AIM - Would you repeat the listing exactly but omit every picture?
>> start PROVIDED DATA
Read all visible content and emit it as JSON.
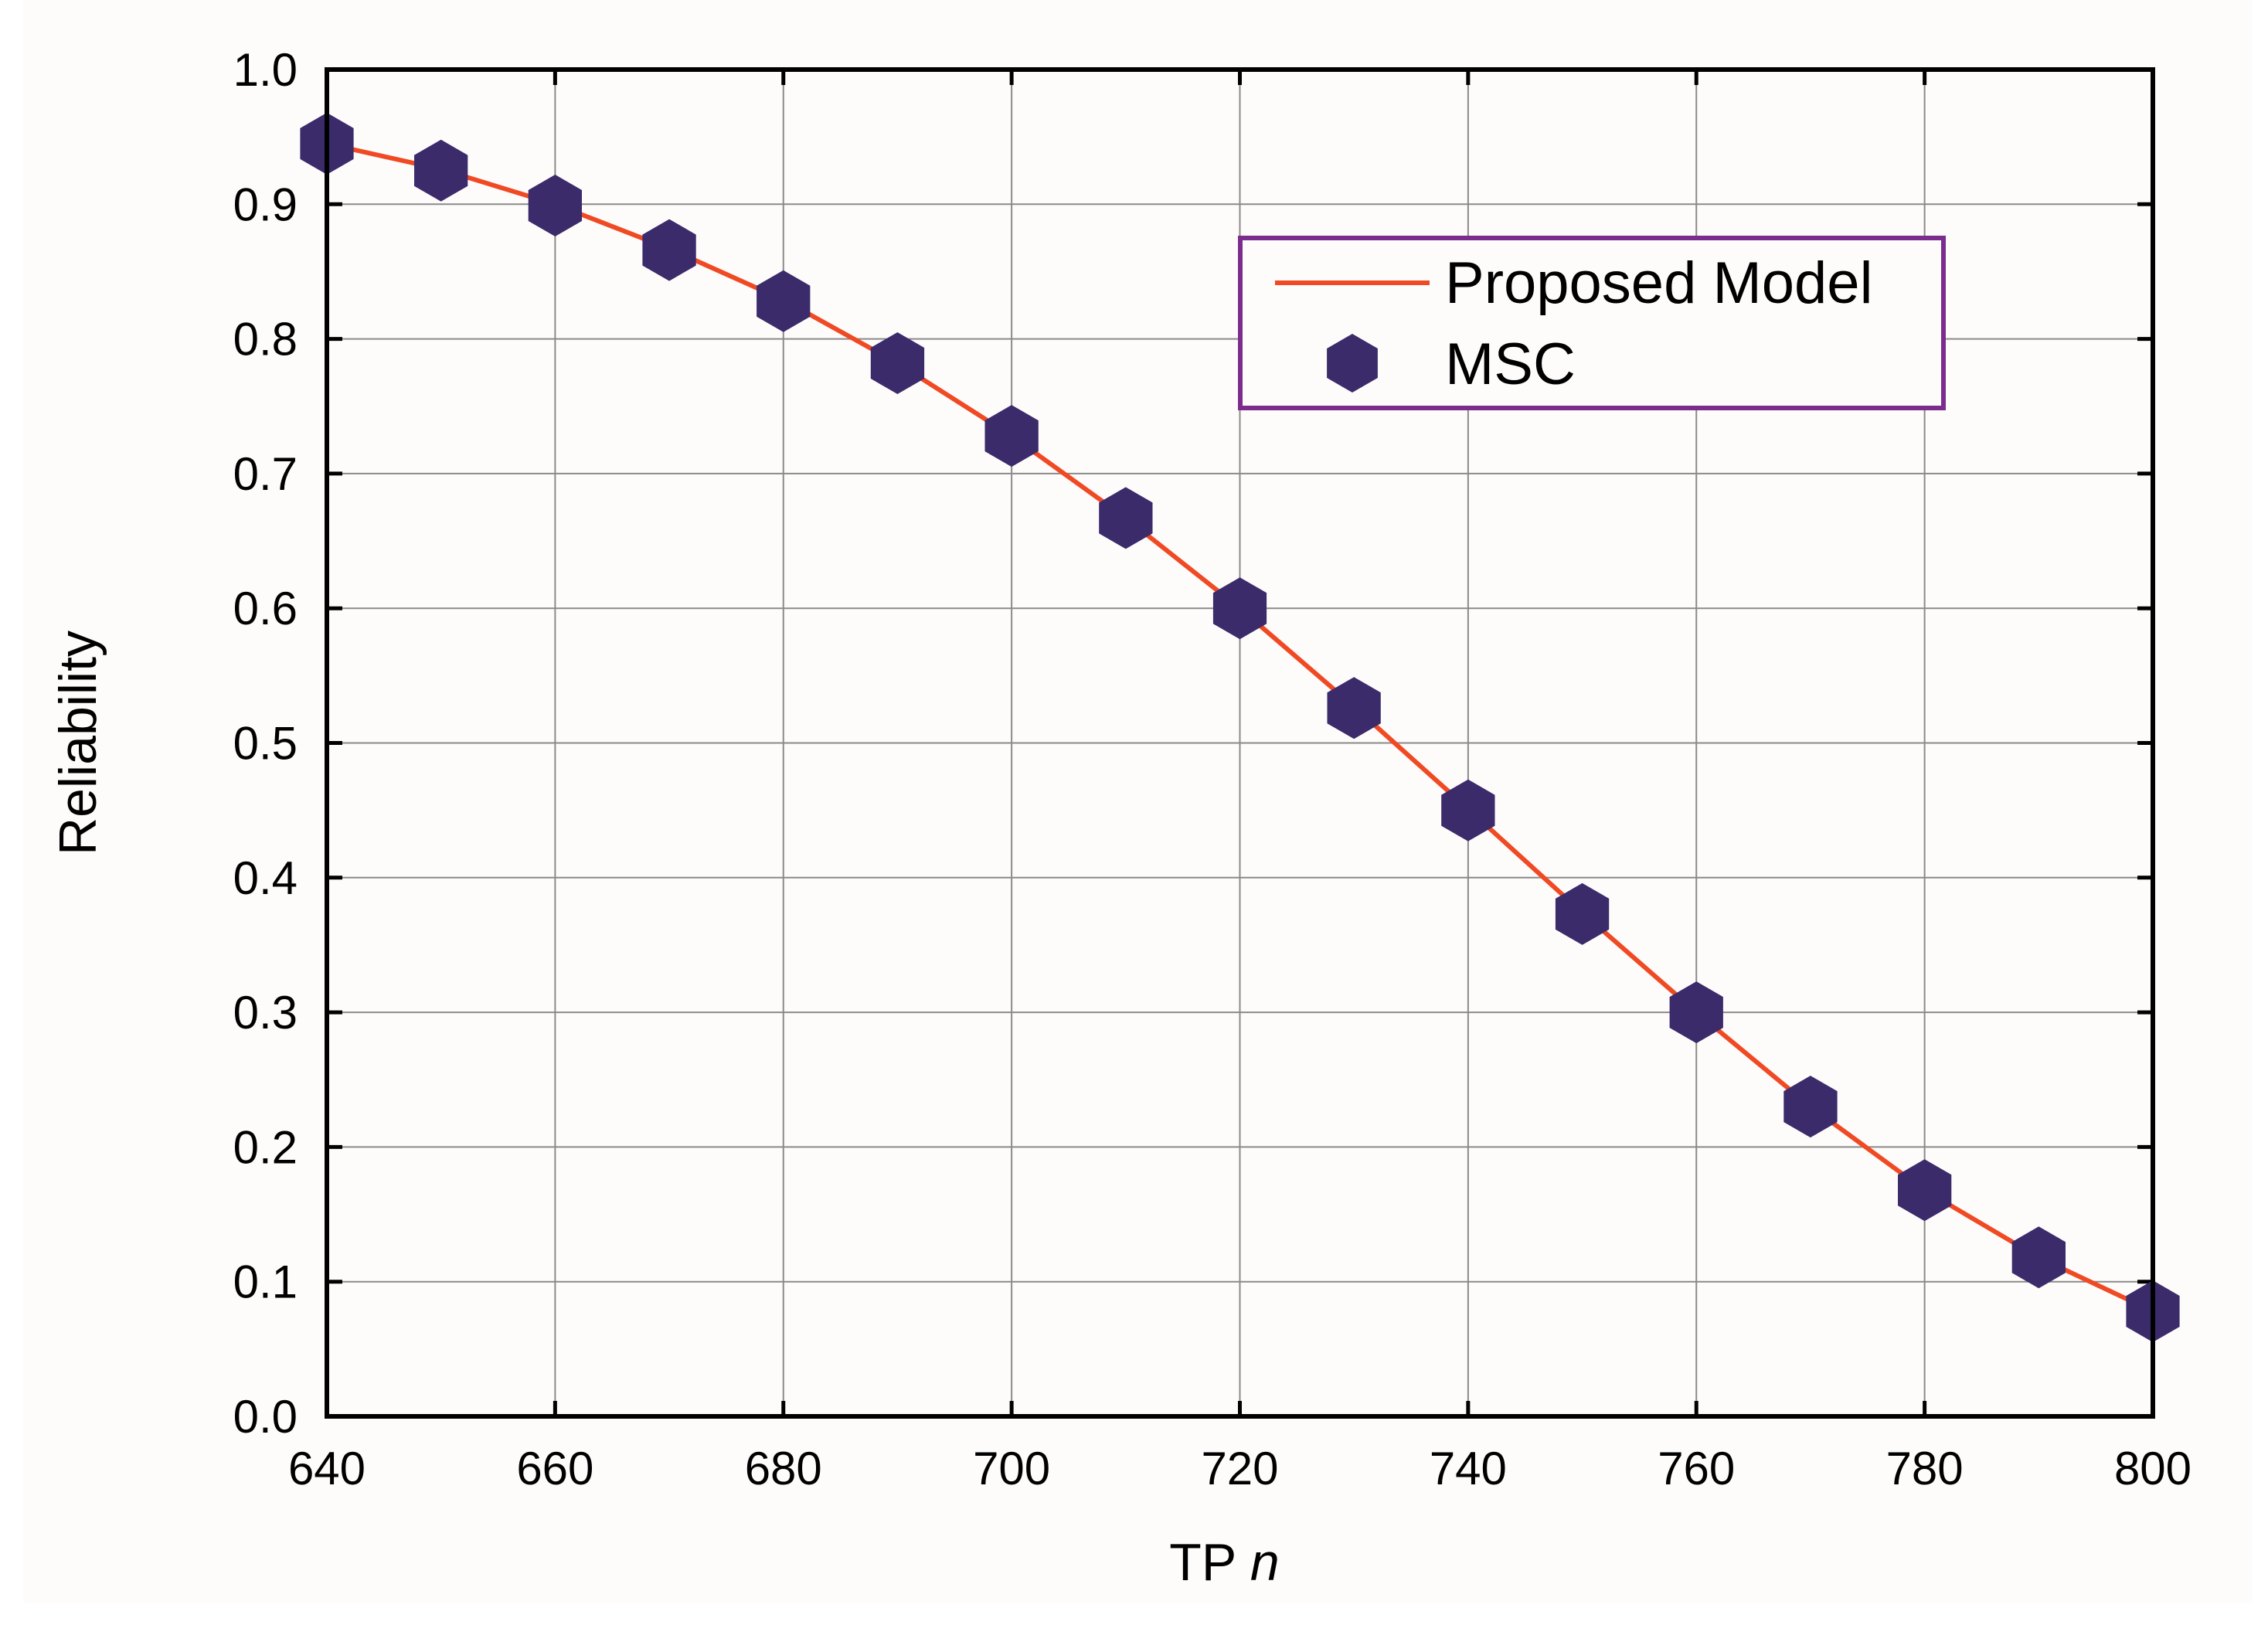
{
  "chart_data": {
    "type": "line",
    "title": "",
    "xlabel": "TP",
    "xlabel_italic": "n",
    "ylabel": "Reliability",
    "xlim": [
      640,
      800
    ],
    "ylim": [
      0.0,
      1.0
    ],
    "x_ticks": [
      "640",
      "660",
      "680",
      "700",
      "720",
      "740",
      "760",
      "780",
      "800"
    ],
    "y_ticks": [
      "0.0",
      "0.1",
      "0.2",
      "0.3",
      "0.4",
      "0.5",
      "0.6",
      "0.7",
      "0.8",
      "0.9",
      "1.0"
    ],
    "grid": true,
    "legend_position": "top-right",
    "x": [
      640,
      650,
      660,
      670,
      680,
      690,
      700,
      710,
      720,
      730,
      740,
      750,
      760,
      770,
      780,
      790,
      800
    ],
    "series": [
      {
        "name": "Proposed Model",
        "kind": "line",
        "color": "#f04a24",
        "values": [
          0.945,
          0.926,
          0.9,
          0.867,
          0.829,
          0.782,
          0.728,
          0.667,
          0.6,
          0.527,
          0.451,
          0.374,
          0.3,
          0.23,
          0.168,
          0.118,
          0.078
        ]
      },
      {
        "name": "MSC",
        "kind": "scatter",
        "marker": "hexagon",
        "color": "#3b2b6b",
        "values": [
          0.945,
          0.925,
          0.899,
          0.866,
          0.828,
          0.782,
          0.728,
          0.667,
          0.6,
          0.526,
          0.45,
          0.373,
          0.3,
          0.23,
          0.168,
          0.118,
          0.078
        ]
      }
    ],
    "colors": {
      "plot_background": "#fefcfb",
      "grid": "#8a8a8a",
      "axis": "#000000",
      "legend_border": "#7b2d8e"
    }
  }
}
>> end PROVIDED DATA
RESPONSE -
Read all visible content and emit it as JSON.
{
  "chart_data": {
    "type": "line",
    "title": "",
    "xlabel": "TP",
    "xlabel_italic": "n",
    "ylabel": "Reliability",
    "xlim": [
      640,
      800
    ],
    "ylim": [
      0.0,
      1.0
    ],
    "x_ticks": [
      "640",
      "660",
      "680",
      "700",
      "720",
      "740",
      "760",
      "780",
      "800"
    ],
    "y_ticks": [
      "0.0",
      "0.1",
      "0.2",
      "0.3",
      "0.4",
      "0.5",
      "0.6",
      "0.7",
      "0.8",
      "0.9",
      "1.0"
    ],
    "grid": true,
    "legend_position": "top-right",
    "x": [
      640,
      650,
      660,
      670,
      680,
      690,
      700,
      710,
      720,
      730,
      740,
      750,
      760,
      770,
      780,
      790,
      800
    ],
    "series": [
      {
        "name": "Proposed Model",
        "kind": "line",
        "color": "#f04a24",
        "values": [
          0.945,
          0.926,
          0.9,
          0.867,
          0.829,
          0.782,
          0.728,
          0.667,
          0.6,
          0.527,
          0.451,
          0.374,
          0.3,
          0.23,
          0.168,
          0.118,
          0.078
        ]
      },
      {
        "name": "MSC",
        "kind": "scatter",
        "marker": "hexagon",
        "color": "#3b2b6b",
        "values": [
          0.945,
          0.925,
          0.899,
          0.866,
          0.828,
          0.782,
          0.728,
          0.667,
          0.6,
          0.526,
          0.45,
          0.373,
          0.3,
          0.23,
          0.168,
          0.118,
          0.078
        ]
      }
    ],
    "colors": {
      "plot_background": "#fefcfb",
      "grid": "#8a8a8a",
      "axis": "#000000",
      "legend_border": "#7b2d8e"
    }
  }
}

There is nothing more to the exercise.